Return each entry exactly, with none missing.
* * * *
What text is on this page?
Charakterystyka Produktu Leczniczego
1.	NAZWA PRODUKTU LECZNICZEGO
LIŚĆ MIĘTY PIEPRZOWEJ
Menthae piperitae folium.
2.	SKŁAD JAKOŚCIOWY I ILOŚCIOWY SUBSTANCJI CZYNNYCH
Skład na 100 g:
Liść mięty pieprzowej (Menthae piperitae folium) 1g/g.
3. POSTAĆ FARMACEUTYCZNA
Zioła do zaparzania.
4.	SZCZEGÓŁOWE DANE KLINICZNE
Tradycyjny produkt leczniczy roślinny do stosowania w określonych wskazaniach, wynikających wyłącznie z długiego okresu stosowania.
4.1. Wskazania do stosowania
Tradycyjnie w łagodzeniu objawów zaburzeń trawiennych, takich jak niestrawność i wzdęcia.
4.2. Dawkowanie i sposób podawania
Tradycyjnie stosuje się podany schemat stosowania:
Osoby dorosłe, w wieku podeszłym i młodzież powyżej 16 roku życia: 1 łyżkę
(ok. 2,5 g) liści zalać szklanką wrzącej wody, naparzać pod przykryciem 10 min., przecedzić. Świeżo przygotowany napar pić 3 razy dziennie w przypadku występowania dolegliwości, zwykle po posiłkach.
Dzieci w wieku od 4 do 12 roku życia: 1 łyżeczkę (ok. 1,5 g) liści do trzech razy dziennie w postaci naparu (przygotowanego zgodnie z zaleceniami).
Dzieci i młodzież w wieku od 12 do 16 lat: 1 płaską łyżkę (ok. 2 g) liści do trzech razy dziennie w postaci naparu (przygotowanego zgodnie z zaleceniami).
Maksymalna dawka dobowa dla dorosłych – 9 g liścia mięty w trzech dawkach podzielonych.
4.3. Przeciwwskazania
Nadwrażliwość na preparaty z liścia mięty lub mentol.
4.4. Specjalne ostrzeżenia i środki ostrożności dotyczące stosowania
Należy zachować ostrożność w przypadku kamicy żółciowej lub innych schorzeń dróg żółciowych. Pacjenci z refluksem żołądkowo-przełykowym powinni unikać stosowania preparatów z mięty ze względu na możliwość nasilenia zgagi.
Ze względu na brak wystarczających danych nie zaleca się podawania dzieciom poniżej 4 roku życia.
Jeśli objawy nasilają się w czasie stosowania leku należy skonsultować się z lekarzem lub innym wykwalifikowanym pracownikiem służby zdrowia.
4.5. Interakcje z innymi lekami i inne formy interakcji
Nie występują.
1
* * * *
Answer in full >>
What text is on this page?
Charakterystyka Produktu Leczniczego
1.	NAZWA PRODUKTU LECZNICZEGO
LIŚĆ MIĘTY PIEPRZOWEJ
Menthae piperitae folium.
2.	SKŁAD JAKOŚCIOWY I ILOŚCIOWY SUBSTANCJI CZYNNYCH
Skład na 100 g:
Liść mięty pieprzowej (Menthae piperitae folium) 1g/g.
3. POSTAĆ FARMACEUTYCZNA
Zioła do zaparzania.
4.	SZCZEGÓŁOWE DANE KLINICZNE
Tradycyjny produkt leczniczy roślinny do stosowania w określonych wskazaniach, wynikających wyłącznie z długiego okresu stosowania.
4.1. Wskazania do stosowania
Tradycyjnie w łagodzeniu objawów zaburzeń trawiennych, takich jak niestrawność i wzdęcia.
4.2. Dawkowanie i sposób podawania
Tradycyjnie stosuje się podany schemat stosowania:
Osoby dorosłe, w wieku podeszłym i młodzież powyżej 16 roku życia: 1 łyżkę
(ok. 2,5 g) liści zalać szklanką wrzącej wody, naparzać pod przykryciem 10 min., przecedzić. Świeżo przygotowany napar pić 3 razy dziennie w przypadku występowania dolegliwości, zwykle po posiłkach.
Dzieci w wieku od 4 do 12 roku życia: 1 łyżeczkę (ok. 1,5 g) liści do trzech razy dziennie w postaci naparu (przygotowanego zgodnie z zaleceniami).
Dzieci i młodzież w wieku od 12 do 16 lat: 1 płaską łyżkę (ok. 2 g) liści do trzech razy dziennie w postaci naparu (przygotowanego zgodnie z zaleceniami).
Maksymalna dawka dobowa dla dorosłych – 9 g liścia mięty w trzech dawkach podzielonych.
4.3. Przeciwwskazania
Nadwrażliwość na preparaty z liścia mięty lub mentol.
4.4. Specjalne ostrzeżenia i środki ostrożności dotyczące stosowania
Należy zachować ostrożność w przypadku kamicy żółciowej lub innych schorzeń dróg żółciowych. Pacjenci z refluksem żołądkowo-przełykowym powinni unikać stosowania preparatów z mięty ze względu na możliwość nasilenia zgagi.
Ze względu na brak wystarczających danych nie zaleca się podawania dzieciom poniżej 4 roku życia.
Jeśli objawy nasilają się w czasie stosowania leku należy skonsultować się z lekarzem lub innym wykwalifikowanym pracownikiem służby zdrowia.
4.5. Interakcje z innymi lekami i inne formy interakcji
Nie występują.
1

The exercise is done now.